═════ Raw records ═════

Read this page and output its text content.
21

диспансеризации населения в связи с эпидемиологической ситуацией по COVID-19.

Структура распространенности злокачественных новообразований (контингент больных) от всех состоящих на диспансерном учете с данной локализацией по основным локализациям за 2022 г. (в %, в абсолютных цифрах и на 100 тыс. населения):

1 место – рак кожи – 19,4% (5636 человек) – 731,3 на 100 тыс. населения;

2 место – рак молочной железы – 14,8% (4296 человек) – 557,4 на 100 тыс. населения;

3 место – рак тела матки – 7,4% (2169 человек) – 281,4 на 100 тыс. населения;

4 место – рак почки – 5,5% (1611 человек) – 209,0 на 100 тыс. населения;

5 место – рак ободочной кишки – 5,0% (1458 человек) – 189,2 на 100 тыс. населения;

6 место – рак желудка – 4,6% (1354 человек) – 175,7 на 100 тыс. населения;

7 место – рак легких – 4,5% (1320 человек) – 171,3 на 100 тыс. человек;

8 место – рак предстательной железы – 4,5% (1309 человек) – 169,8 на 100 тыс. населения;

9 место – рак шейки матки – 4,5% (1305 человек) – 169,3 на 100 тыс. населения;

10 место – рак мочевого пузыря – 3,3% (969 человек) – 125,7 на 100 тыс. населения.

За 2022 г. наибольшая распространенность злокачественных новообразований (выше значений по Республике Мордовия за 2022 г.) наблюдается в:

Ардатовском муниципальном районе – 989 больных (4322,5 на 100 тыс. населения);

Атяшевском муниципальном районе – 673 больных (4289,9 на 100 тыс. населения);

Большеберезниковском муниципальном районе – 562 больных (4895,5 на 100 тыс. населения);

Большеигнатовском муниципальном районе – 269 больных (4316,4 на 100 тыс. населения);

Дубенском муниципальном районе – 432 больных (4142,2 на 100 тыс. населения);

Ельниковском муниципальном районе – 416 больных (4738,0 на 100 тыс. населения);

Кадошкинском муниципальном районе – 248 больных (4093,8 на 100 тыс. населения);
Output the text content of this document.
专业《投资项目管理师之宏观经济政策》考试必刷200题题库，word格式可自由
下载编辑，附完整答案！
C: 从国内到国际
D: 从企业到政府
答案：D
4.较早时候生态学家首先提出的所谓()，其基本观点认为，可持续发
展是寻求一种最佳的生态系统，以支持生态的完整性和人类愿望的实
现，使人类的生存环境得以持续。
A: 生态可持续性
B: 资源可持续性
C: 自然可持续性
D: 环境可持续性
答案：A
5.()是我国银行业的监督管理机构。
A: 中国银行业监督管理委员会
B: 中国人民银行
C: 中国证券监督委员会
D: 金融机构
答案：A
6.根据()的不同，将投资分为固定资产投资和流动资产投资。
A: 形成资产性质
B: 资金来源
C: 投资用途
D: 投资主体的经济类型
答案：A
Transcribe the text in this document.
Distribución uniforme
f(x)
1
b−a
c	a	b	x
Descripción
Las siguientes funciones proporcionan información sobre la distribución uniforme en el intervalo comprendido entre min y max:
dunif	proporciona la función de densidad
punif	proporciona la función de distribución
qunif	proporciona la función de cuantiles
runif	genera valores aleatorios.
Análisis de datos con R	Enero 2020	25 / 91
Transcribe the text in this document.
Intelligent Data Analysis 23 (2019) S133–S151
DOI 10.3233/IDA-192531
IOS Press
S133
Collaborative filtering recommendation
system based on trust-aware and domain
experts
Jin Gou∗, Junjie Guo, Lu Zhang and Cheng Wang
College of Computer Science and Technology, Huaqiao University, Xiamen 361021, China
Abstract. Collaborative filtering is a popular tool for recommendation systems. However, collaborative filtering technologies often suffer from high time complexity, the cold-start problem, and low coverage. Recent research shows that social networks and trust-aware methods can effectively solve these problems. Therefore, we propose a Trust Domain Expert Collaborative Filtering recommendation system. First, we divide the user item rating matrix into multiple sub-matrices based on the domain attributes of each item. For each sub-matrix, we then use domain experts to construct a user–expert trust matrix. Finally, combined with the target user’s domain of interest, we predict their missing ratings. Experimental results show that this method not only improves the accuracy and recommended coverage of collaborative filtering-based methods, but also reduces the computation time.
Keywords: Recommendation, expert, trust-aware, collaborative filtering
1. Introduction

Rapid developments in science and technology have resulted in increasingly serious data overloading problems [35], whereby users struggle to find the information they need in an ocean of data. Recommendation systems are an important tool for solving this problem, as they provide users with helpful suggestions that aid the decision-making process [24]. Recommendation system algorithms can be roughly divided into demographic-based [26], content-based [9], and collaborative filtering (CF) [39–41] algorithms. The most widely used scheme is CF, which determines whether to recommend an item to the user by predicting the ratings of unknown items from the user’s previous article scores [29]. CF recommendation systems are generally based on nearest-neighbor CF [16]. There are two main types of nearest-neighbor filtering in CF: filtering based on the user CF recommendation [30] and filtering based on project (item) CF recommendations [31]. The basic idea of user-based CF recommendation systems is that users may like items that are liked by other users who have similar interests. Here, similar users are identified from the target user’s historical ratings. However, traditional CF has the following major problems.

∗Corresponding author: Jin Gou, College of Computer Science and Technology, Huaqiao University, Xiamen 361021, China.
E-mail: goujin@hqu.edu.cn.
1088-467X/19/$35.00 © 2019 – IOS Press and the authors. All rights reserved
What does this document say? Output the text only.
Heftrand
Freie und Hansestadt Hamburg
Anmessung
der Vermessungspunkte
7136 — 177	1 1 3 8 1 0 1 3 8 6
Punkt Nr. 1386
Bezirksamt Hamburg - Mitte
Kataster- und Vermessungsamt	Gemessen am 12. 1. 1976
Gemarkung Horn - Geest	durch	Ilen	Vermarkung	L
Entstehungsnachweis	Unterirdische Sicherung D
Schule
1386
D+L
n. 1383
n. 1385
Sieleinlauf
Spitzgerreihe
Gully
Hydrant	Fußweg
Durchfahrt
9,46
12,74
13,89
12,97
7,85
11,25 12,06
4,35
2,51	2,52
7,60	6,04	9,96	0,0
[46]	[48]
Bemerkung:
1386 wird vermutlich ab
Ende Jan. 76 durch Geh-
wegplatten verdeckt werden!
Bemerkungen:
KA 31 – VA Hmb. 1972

═════

- Do this -
Copy every line that includes the string "document" from the material above.

- Result -
Output the text content of this document.
Transcribe the text in this document.
Transcribe the text in this document.
What does this document say? Output the text only.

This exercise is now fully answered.